=== Objective ===
Please reproduce every record, keeping each one exactly as written.

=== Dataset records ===
══════════════════════════════
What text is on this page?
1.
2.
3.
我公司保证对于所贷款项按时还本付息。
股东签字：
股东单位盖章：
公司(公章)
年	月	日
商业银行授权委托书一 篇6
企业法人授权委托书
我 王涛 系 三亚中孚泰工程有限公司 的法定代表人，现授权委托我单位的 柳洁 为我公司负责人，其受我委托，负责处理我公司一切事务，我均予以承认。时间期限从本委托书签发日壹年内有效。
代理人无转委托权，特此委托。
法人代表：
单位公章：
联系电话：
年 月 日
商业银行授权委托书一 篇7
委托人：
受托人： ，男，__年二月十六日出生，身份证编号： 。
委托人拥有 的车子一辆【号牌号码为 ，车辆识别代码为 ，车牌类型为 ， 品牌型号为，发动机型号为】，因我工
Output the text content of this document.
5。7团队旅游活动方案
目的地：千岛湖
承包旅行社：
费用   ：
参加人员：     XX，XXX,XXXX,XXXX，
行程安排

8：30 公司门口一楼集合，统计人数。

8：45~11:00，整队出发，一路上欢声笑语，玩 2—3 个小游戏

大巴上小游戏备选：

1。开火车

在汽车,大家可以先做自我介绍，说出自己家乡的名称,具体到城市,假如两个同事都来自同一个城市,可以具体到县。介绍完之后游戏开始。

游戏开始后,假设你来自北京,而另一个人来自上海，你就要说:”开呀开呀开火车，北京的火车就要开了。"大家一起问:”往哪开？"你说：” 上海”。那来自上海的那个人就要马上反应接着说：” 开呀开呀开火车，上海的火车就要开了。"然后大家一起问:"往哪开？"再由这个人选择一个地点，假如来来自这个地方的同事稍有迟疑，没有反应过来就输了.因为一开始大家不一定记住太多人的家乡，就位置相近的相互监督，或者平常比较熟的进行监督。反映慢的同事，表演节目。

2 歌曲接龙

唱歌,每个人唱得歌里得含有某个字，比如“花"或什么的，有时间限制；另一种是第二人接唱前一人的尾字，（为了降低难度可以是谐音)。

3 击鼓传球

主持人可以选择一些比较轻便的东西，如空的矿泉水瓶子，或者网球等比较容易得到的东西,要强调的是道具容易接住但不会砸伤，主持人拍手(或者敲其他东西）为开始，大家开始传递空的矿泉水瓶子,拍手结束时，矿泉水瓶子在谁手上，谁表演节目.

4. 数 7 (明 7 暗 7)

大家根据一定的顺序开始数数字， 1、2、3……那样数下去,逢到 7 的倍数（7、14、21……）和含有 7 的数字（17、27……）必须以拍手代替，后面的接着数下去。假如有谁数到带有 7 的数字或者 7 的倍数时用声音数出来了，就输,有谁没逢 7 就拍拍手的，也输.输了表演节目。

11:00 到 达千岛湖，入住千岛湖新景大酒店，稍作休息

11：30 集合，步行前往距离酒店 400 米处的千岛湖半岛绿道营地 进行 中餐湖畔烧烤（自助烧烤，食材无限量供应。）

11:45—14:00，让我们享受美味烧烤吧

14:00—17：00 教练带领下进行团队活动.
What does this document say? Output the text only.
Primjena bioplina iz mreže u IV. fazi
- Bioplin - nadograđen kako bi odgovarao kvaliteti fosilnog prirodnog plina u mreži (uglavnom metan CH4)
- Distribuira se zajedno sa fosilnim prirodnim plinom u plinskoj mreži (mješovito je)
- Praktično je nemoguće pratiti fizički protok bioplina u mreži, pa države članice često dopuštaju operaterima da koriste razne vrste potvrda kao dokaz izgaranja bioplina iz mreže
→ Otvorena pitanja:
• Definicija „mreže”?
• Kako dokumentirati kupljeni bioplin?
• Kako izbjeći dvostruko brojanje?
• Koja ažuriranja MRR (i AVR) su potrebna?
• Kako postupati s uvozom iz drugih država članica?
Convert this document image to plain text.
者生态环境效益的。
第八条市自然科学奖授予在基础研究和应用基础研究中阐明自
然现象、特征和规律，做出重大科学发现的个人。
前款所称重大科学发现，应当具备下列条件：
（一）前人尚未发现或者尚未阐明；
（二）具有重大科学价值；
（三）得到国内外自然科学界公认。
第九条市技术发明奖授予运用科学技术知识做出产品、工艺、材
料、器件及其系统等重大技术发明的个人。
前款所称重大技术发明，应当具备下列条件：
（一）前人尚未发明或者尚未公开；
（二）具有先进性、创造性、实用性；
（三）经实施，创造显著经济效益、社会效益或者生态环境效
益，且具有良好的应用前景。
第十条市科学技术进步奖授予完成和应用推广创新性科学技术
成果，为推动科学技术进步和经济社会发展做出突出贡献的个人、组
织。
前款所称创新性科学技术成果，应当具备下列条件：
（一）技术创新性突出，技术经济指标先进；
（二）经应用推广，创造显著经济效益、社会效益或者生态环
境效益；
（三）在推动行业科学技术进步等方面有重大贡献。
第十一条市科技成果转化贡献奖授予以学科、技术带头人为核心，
══════════════════════════════
=== Answer for the task ===
What text is on this page?
1.
2.
3.
我公司保证对于所贷款项按时还本付息。
股东签字：
股东单位盖章：
公司(公章)
年	月	日
商业银行授权委托书一 篇6
企业法人授权委托书
我 王涛 系 三亚中孚泰工程有限公司 的法定代表人，现授权委托我单位的 柳洁 为我公司负责人，其受我委托，负责处理我公司一切事务，我均予以承认。时间期限从本委托书签发日壹年内有效。
代理人无转委托权，特此委托。
法人代表：
单位公章：
联系电话：
年 月 日
商业银行授权委托书一 篇7
委托人：
受托人： ，男，__年二月十六日出生，身份证编号： 。
委托人拥有 的车子一辆【号牌号码为 ，车辆识别代码为 ，车牌类型为 ， 品牌型号为，发动机型号为】，因我工
Output the text content of this document.
5。7团队旅游活动方案
目的地：千岛湖
承包旅行社：
费用   ：
参加人员：     XX，XXX,XXXX,XXXX，
行程安排

8：30 公司门口一楼集合，统计人数。

8：45~11:00，整队出发，一路上欢声笑语，玩 2—3 个小游戏

大巴上小游戏备选：

1。开火车

在汽车,大家可以先做自我介绍，说出自己家乡的名称,具体到城市,假如两个同事都来自同一个城市,可以具体到县。介绍完之后游戏开始。

游戏开始后,假设你来自北京,而另一个人来自上海，你就要说:”开呀开呀开火车，北京的火车就要开了。"大家一起问:”往哪开？"你说：” 上海”。那来自上海的那个人就要马上反应接着说：” 开呀开呀开火车，上海的火车就要开了。"然后大家一起问:"往哪开？"再由这个人选择一个地点，假如来来自这个地方的同事稍有迟疑，没有反应过来就输了.因为一开始大家不一定记住太多人的家乡，就位置相近的相互监督，或者平常比较熟的进行监督。反映慢的同事，表演节目。

2 歌曲接龙

唱歌,每个人唱得歌里得含有某个字，比如“花"或什么的，有时间限制；另一种是第二人接唱前一人的尾字，（为了降低难度可以是谐音)。

3 击鼓传球

主持人可以选择一些比较轻便的东西，如空的矿泉水瓶子，或者网球等比较容易得到的东西,要强调的是道具容易接住但不会砸伤，主持人拍手(或者敲其他东西）为开始，大家开始传递空的矿泉水瓶子,拍手结束时，矿泉水瓶子在谁手上，谁表演节目.

4. 数 7 (明 7 暗 7)

大家根据一定的顺序开始数数字， 1、2、3……那样数下去,逢到 7 的倍数（7、14、21……）和含有 7 的数字（17、27……）必须以拍手代替，后面的接着数下去。假如有谁数到带有 7 的数字或者 7 的倍数时用声音数出来了，就输,有谁没逢 7 就拍拍手的，也输.输了表演节目。

11:00 到 达千岛湖，入住千岛湖新景大酒店，稍作休息

11：30 集合，步行前往距离酒店 400 米处的千岛湖半岛绿道营地 进行 中餐湖畔烧烤（自助烧烤，食材无限量供应。）

11:45—14:00，让我们享受美味烧烤吧

14:00—17：00 教练带领下进行团队活动.
What does this document say? Output the text only.
Primjena bioplina iz mreže u IV. fazi
- Bioplin - nadograđen kako bi odgovarao kvaliteti fosilnog prirodnog plina u mreži (uglavnom metan CH4)
- Distribuira se zajedno sa fosilnim prirodnim plinom u plinskoj mreži (mješovito je)
- Praktično je nemoguće pratiti fizički protok bioplina u mreži, pa države članice često dopuštaju operaterima da koriste razne vrste potvrda kao dokaz izgaranja bioplina iz mreže
→ Otvorena pitanja:
• Definicija „mreže”?
• Kako dokumentirati kupljeni bioplin?
• Kako izbjeći dvostruko brojanje?
• Koja ažuriranja MRR (i AVR) su potrebna?
• Kako postupati s uvozom iz drugih država članica?
Convert this document image to plain text.
者生态环境效益的。
第八条市自然科学奖授予在基础研究和应用基础研究中阐明自
然现象、特征和规律，做出重大科学发现的个人。
前款所称重大科学发现，应当具备下列条件：
（一）前人尚未发现或者尚未阐明；
（二）具有重大科学价值；
（三）得到国内外自然科学界公认。
第九条市技术发明奖授予运用科学技术知识做出产品、工艺、材
料、器件及其系统等重大技术发明的个人。
前款所称重大技术发明，应当具备下列条件：
（一）前人尚未发明或者尚未公开；
（二）具有先进性、创造性、实用性；
（三）经实施，创造显著经济效益、社会效益或者生态环境效
益，且具有良好的应用前景。
第十条市科学技术进步奖授予完成和应用推广创新性科学技术
成果，为推动科学技术进步和经济社会发展做出突出贡献的个人、组
织。
前款所称创新性科学技术成果，应当具备下列条件：
（一）技术创新性突出，技术经济指标先进；
（二）经应用推广，创造显著经济效益、社会效益或者生态环
境效益；
（三）在推动行业科学技术进步等方面有重大贡献。
第十一条市科技成果转化贡献奖授予以学科、技术带头人为核心，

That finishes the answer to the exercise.